Data entries:
· · ·
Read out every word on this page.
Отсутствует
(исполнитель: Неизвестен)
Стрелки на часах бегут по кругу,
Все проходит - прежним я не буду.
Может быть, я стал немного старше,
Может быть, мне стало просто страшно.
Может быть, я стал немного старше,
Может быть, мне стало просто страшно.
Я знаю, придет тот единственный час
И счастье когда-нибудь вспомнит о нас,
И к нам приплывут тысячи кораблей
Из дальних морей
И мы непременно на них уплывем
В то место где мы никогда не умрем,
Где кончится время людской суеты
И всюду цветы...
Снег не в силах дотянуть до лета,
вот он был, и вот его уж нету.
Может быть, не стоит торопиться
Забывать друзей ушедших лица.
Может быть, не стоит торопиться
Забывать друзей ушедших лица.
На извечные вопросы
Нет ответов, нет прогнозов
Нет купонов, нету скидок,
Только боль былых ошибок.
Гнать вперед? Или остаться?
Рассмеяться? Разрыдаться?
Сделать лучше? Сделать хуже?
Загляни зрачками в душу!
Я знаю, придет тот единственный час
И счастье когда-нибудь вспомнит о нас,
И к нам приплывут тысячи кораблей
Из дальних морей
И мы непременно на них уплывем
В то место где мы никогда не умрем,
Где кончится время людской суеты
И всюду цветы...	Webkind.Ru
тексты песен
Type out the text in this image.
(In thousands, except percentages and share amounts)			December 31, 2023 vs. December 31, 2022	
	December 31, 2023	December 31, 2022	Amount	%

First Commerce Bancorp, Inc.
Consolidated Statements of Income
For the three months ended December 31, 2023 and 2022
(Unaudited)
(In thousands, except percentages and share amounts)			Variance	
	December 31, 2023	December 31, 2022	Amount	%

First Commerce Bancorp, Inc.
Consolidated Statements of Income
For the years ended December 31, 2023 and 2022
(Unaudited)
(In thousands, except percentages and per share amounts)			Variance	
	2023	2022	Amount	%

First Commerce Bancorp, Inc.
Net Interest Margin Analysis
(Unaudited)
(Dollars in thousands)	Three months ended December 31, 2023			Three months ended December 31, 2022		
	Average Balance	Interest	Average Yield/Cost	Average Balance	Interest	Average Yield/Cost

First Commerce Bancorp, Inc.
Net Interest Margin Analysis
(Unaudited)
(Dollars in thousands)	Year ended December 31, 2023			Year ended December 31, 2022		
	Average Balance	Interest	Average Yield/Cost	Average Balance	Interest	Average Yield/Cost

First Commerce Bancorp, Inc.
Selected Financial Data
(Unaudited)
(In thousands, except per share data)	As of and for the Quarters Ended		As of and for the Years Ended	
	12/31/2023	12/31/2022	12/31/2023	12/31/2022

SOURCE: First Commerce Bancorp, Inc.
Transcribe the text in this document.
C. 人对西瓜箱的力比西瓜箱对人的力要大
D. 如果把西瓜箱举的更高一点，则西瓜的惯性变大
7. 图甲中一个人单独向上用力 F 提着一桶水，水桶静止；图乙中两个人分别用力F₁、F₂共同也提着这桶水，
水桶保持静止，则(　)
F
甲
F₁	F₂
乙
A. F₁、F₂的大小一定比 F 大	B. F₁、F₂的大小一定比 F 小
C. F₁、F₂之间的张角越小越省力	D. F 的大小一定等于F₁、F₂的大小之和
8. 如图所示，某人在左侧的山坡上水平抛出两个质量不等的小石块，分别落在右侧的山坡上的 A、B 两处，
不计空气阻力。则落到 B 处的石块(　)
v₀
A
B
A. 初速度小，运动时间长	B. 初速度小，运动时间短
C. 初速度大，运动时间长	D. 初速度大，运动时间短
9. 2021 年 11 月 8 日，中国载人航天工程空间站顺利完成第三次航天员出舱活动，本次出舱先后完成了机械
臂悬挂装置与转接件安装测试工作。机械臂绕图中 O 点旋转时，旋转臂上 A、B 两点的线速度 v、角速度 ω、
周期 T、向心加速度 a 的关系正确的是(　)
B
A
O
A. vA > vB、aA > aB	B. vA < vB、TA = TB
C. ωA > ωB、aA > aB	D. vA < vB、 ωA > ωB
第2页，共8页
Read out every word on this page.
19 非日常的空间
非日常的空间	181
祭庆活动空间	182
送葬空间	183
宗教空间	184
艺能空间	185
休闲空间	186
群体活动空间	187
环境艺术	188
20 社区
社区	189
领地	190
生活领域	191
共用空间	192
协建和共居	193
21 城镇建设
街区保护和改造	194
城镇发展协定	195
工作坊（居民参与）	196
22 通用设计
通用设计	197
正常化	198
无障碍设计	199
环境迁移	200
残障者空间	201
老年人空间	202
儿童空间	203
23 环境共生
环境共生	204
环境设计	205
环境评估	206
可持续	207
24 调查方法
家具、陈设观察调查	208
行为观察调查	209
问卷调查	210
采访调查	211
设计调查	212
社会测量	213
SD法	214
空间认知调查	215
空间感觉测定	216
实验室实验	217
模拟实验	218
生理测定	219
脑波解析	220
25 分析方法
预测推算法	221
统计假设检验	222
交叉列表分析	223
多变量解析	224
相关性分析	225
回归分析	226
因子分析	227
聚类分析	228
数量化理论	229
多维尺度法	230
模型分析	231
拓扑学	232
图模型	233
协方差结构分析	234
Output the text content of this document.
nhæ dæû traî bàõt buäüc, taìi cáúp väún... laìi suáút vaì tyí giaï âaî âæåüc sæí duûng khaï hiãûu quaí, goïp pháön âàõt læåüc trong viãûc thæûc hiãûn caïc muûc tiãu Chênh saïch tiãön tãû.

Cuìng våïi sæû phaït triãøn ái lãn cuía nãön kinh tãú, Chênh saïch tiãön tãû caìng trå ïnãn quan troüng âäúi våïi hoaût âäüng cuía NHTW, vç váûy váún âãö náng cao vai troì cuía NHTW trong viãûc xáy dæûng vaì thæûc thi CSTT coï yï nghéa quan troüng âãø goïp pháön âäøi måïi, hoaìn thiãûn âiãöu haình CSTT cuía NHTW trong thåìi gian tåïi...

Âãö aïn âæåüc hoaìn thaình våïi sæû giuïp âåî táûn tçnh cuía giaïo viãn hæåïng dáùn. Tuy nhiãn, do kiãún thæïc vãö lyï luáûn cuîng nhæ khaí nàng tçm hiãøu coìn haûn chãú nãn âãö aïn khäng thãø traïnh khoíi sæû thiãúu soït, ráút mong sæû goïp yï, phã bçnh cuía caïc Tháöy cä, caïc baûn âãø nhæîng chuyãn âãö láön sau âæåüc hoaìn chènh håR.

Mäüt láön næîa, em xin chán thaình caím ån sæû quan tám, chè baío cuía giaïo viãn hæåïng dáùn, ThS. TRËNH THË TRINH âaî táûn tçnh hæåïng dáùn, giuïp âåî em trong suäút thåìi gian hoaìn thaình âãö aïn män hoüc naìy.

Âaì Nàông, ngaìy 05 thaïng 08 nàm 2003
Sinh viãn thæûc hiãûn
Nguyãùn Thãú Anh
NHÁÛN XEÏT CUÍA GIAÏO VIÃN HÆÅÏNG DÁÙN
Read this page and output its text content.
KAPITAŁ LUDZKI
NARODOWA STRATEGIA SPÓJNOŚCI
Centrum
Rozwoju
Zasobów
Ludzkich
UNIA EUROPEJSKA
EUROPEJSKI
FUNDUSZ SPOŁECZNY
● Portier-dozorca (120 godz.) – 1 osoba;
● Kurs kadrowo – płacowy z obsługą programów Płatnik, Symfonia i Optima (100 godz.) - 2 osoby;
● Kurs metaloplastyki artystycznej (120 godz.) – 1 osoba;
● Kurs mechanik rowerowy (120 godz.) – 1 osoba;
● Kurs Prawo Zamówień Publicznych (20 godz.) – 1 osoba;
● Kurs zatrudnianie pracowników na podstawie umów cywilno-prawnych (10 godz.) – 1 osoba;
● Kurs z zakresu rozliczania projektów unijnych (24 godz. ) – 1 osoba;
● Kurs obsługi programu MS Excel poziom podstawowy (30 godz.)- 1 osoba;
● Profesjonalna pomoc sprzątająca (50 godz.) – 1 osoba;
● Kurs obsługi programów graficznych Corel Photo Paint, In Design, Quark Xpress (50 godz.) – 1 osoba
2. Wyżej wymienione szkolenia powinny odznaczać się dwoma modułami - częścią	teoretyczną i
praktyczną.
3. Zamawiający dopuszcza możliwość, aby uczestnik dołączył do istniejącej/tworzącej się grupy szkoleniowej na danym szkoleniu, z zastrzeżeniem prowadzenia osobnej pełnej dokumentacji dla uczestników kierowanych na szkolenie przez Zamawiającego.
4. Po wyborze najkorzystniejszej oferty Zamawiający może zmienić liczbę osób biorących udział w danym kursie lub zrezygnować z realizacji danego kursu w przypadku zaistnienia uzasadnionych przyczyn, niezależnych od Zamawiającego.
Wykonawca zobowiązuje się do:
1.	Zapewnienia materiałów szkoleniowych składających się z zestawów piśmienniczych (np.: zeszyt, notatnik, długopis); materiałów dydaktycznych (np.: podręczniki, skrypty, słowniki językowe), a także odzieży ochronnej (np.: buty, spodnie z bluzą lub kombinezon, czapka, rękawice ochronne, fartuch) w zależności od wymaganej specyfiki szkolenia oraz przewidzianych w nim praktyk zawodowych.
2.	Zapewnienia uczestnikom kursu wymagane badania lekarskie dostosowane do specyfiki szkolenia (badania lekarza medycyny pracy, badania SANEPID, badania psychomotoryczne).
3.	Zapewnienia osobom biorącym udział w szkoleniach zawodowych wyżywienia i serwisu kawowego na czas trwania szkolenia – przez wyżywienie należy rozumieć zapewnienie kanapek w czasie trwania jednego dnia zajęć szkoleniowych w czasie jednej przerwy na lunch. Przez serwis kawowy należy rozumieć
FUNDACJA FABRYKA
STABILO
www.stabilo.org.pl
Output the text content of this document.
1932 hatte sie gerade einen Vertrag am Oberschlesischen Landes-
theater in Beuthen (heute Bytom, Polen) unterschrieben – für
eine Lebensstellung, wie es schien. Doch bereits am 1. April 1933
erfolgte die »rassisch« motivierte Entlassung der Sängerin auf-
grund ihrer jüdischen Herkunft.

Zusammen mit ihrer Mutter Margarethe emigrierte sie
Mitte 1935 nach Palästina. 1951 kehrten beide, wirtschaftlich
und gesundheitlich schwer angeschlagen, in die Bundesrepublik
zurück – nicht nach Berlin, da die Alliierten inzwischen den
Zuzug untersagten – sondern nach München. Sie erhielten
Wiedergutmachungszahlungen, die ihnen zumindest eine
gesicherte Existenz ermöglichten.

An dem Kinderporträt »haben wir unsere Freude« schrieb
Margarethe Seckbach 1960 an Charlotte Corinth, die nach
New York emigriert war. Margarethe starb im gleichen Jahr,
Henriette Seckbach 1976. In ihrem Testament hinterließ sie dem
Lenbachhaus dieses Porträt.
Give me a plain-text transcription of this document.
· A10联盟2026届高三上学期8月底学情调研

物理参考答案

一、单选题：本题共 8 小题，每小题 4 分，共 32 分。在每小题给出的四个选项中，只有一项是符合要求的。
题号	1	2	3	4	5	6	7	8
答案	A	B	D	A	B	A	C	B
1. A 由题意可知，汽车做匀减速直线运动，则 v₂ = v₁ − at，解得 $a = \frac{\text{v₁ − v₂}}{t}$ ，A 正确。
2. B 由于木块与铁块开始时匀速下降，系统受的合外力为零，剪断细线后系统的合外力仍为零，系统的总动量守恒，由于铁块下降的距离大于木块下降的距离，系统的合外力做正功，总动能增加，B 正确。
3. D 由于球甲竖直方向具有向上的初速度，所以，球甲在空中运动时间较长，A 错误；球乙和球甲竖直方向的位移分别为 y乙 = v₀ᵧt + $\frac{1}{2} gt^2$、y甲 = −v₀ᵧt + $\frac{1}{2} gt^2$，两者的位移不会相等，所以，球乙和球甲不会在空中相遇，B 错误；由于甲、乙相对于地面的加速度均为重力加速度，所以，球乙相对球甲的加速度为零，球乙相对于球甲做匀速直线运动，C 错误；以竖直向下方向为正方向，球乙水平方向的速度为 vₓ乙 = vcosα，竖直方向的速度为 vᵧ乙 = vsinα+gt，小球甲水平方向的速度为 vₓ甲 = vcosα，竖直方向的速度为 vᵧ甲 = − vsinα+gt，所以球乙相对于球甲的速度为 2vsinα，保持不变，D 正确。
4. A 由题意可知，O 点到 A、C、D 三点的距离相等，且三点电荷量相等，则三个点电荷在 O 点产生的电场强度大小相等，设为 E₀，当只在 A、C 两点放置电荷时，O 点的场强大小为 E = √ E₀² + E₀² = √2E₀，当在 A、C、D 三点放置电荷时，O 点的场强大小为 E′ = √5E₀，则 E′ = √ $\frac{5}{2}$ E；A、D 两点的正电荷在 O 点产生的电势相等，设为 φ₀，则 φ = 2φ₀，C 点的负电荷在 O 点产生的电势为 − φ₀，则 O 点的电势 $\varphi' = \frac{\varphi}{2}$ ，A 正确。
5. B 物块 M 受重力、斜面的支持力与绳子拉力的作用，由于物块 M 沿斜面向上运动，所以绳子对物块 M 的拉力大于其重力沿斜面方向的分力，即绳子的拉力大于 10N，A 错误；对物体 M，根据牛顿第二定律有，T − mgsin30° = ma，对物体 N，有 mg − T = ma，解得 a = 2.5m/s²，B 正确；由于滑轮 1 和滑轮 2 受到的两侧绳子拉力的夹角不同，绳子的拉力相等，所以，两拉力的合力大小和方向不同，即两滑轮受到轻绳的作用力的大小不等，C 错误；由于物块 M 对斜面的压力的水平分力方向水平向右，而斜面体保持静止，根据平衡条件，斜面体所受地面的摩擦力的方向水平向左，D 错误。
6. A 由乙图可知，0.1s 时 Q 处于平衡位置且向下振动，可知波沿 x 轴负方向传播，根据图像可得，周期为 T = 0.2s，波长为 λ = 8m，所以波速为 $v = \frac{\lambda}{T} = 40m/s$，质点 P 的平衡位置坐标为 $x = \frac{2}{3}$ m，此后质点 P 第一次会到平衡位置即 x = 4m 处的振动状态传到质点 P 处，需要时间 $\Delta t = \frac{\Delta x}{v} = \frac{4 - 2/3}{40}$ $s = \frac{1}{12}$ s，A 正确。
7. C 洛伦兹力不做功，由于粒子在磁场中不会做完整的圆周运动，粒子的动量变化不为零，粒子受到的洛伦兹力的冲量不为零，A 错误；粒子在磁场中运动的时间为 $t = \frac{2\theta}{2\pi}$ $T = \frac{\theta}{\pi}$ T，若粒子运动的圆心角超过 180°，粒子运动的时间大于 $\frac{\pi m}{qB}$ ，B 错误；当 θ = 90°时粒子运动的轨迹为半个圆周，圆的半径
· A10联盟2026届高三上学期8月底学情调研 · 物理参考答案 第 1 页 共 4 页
· · ·
EXERCISE DESCRIPTION:
State the number of lines in these entries that include the string "obsługi". Provide nothing beyond that number.

REPLY TO THE TASK:
2